▶ Exercise prompt: The listing below is to be output in its exact form.

▶ Stored data:
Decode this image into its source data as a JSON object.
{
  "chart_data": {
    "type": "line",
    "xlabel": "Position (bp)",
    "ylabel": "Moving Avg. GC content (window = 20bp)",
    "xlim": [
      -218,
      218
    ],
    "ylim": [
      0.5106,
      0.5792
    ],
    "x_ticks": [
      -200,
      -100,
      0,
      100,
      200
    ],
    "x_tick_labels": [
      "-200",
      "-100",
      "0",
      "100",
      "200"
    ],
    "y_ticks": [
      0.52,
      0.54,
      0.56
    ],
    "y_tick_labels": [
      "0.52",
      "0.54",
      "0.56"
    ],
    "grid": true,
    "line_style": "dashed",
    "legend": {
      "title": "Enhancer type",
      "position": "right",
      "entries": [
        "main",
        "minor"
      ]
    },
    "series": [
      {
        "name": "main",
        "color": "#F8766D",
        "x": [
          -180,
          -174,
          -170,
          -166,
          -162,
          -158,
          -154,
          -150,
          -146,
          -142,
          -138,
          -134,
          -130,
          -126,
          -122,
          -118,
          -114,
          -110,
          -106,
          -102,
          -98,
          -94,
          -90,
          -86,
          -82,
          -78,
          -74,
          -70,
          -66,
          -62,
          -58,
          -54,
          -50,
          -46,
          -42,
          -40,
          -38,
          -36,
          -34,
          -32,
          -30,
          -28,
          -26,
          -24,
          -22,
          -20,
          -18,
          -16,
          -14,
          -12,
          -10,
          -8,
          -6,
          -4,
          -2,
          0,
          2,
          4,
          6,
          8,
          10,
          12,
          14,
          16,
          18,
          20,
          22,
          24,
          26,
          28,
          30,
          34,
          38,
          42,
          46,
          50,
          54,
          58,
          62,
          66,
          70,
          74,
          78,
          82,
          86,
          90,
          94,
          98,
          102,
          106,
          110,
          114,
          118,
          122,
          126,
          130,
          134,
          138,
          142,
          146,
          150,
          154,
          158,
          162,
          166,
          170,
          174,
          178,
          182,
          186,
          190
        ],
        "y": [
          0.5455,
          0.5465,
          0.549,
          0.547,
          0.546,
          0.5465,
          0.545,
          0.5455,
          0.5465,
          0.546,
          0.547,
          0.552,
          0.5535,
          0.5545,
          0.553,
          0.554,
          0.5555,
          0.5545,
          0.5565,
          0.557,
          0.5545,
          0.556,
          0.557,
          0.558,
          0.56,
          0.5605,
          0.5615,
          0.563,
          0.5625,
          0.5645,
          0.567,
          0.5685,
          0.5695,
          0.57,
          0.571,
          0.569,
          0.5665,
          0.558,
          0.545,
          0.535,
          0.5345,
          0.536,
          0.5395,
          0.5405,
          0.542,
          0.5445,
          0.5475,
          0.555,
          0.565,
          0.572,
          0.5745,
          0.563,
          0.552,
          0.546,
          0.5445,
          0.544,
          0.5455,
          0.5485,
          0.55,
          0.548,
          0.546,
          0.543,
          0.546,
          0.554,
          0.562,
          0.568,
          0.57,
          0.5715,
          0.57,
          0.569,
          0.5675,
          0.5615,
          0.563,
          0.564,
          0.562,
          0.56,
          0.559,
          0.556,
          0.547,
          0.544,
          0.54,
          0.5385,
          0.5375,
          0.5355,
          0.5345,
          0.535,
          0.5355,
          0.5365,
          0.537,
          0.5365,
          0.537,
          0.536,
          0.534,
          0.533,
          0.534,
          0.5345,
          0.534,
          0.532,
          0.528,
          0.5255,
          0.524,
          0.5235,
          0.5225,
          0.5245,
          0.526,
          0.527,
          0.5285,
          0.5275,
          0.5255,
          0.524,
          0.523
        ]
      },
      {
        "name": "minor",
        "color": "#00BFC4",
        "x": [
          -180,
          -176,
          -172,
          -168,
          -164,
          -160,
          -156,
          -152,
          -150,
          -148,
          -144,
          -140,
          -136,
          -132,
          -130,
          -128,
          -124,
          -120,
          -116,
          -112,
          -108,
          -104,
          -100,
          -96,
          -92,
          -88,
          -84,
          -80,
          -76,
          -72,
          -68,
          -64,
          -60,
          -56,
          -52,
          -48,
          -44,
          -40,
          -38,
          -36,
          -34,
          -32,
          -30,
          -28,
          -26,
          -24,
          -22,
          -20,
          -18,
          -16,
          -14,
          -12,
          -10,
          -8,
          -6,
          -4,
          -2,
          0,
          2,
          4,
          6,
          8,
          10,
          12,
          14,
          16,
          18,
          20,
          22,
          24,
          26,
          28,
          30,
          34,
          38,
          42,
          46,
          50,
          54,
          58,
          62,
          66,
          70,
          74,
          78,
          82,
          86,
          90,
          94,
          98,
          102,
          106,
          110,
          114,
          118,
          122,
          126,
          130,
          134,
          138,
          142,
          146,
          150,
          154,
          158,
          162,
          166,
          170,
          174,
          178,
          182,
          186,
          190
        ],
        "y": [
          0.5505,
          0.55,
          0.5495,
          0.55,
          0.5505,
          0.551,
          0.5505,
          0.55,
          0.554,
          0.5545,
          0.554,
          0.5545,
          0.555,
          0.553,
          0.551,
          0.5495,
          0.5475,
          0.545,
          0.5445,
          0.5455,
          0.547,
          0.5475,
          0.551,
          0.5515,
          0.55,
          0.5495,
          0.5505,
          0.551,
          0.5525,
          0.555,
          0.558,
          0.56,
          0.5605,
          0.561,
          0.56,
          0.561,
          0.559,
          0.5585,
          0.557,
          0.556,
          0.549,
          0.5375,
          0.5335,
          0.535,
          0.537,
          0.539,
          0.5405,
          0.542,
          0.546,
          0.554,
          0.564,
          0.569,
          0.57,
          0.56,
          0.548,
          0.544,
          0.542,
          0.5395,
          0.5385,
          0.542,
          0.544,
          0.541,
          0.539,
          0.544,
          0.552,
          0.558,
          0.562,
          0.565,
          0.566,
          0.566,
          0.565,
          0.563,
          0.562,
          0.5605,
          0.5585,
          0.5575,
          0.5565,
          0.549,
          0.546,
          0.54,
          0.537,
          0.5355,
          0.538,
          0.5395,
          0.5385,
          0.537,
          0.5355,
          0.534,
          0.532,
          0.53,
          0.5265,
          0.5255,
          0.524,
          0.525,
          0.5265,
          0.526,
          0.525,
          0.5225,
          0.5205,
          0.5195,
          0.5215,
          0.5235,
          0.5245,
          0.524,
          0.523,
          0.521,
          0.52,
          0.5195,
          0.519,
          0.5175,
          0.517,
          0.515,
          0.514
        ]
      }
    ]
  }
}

▶ Task answer:
Decode this image into its source data as a JSON object.
{
  "chart_data": {
    "type": "line",
    "xlabel": "Position (bp)",
    "ylabel": "Moving Avg. GC content (window = 20bp)",
    "xlim": [
      -218,
      218
    ],
    "ylim": [
      0.5106,
      0.5792
    ],
    "x_ticks": [
      -200,
      -100,
      0,
      100,
      200
    ],
    "x_tick_labels": [
      "-200",
      "-100",
      "0",
      "100",
      "200"
    ],
    "y_ticks": [
      0.52,
      0.54,
      0.56
    ],
    "y_tick_labels": [
      "0.52",
      "0.54",
      "0.56"
    ],
    "grid": true,
    "line_style": "dashed",
    "legend": {
      "title": "Enhancer type",
      "position": "right",
      "entries": [
        "main",
        "minor"
      ]
    },
    "series": [
      {
        "name": "main",
        "color": "#F8766D",
        "x": [
          -180,
          -174,
          -170,
          -166,
          -162,
          -158,
          -154,
          -150,
          -146,
          -142,
          -138,
          -134,
          -130,
          -126,
          -122,
          -118,
          -114,
          -110,
          -106,
          -102,
          -98,
          -94,
          -90,
          -86,
          -82,
          -78,
          -74,
          -70,
          -66,
          -62,
          -58,
          -54,
          -50,
          -46,
          -42,
          -40,
          -38,
          -36,
          -34,
          -32,
          -30,
          -28,
          -26,
          -24,
          -22,
          -20,
          -18,
          -16,
          -14,
          -12,
          -10,
          -8,
          -6,
          -4,
          -2,
          0,
          2,
          4,
          6,
          8,
          10,
          12,
          14,
          16,
          18,
          20,
          22,
          24,
          26,
          28,
          30,
          34,
          38,
          42,
          46,
          50,
          54,
          58,
          62,
          66,
          70,
          74,
          78,
          82,
          86,
          90,
          94,
          98,
          102,
          106,
          110,
          114,
          118,
          122,
          126,
          130,
          134,
          138,
          142,
          146,
          150,
          154,
          158,
          162,
          166,
          170,
          174,
          178,
          182,
          186,
          190
        ],
        "y": [
          0.5455,
          0.5465,
          0.549,
          0.547,
          0.546,
          0.5465,
          0.545,
          0.5455,
          0.5465,
          0.546,
          0.547,
          0.552,
          0.5535,
          0.5545,
          0.553,
          0.554,
          0.5555,
          0.5545,
          0.5565,
          0.557,
          0.5545,
          0.556,
          0.557,
          0.558,
          0.56,
          0.5605,
          0.5615,
          0.563,
          0.5625,
          0.5645,
          0.567,
          0.5685,
          0.5695,
          0.57,
          0.571,
          0.569,
          0.5665,
          0.558,
          0.545,
          0.535,
          0.5345,
          0.536,
          0.5395,
          0.5405,
          0.542,
          0.5445,
          0.5475,
          0.555,
          0.565,
          0.572,
          0.5745,
          0.563,
          0.552,
          0.546,
          0.5445,
          0.544,
          0.5455,
          0.5485,
          0.55,
          0.548,
          0.546,
          0.543,
          0.546,
          0.554,
          0.562,
          0.568,
          0.57,
          0.5715,
          0.57,
          0.569,
          0.5675,
          0.5615,
          0.563,
          0.564,
          0.562,
          0.56,
          0.559,
          0.556,
          0.547,
          0.544,
          0.54,
          0.5385,
          0.5375,
          0.5355,
          0.5345,
          0.535,
          0.5355,
          0.5365,
          0.537,
          0.5365,
          0.537,
          0.536,
          0.534,
          0.533,
          0.534,
          0.5345,
          0.534,
          0.532,
          0.528,
          0.5255,
          0.524,
          0.5235,
          0.5225,
          0.5245,
          0.526,
          0.527,
          0.5285,
          0.5275,
          0.5255,
          0.524,
          0.523
        ]
      },
      {
        "name": "minor",
        "color": "#00BFC4",
        "x": [
          -180,
          -176,
          -172,
          -168,
          -164,
          -160,
          -156,
          -152,
          -150,
          -148,
          -144,
          -140,
          -136,
          -132,
          -130,
          -128,
          -124,
          -120,
          -116,
          -112,
          -108,
          -104,
          -100,
          -96,
          -92,
          -88,
          -84,
          -80,
          -76,
          -72,
          -68,
          -64,
          -60,
          -56,
          -52,
          -48,
          -44,
          -40,
          -38,
          -36,
          -34,
          -32,
          -30,
          -28,
          -26,
          -24,
          -22,
          -20,
          -18,
          -16,
          -14,
          -12,
          -10,
          -8,
          -6,
          -4,
          -2,
          0,
          2,
          4,
          6,
          8,
          10,
          12,
          14,
          16,
          18,
          20,
          22,
          24,
          26,
          28,
          30,
          34,
          38,
          42,
          46,
          50,
          54,
          58,
          62,
          66,
          70,
          74,
          78,
          82,
          86,
          90,
          94,
          98,
          102,
          106,
          110,
          114,
          118,
          122,
          126,
          130,
          134,
          138,
          142,
          146,
          150,
          154,
          158,
          162,
          166,
          170,
          174,
          178,
          182,
          186,
          190
        ],
        "y": [
          0.5505,
          0.55,
          0.5495,
          0.55,
          0.5505,
          0.551,
          0.5505,
          0.55,
          0.554,
          0.5545,
          0.554,
          0.5545,
          0.555,
          0.553,
          0.551,
          0.5495,
          0.5475,
          0.545,
          0.5445,
          0.5455,
          0.547,
          0.5475,
          0.551,
          0.5515,
          0.55,
          0.5495,
          0.5505,
          0.551,
          0.5525,
          0.555,
          0.558,
          0.56,
          0.5605,
          0.561,
          0.56,
          0.561,
          0.559,
          0.5585,
          0.557,
          0.556,
          0.549,
          0.5375,
          0.5335,
          0.535,
          0.537,
          0.539,
          0.5405,
          0.542,
          0.546,
          0.554,
          0.564,
          0.569,
          0.57,
          0.56,
          0.548,
          0.544,
          0.542,
          0.5395,
          0.5385,
          0.542,
          0.544,
          0.541,
          0.539,
          0.544,
          0.552,
          0.558,
          0.562,
          0.565,
          0.566,
          0.566,
          0.565,
          0.563,
          0.562,
          0.5605,
          0.5585,
          0.5575,
          0.5565,
          0.549,
          0.546,
          0.54,
          0.537,
          0.5355,
          0.538,
          0.5395,
          0.5385,
          0.537,
          0.5355,
          0.534,
          0.532,
          0.53,
          0.5265,
          0.5255,
          0.524,
          0.525,
          0.5265,
          0.526,
          0.525,
          0.5225,
          0.5205,
          0.5195,
          0.5215,
          0.5235,
          0.5245,
          0.524,
          0.523,
          0.521,
          0.52,
          0.5195,
          0.519,
          0.5175,
          0.517,
          0.515,
          0.514
        ]
      }
    ]
  }
}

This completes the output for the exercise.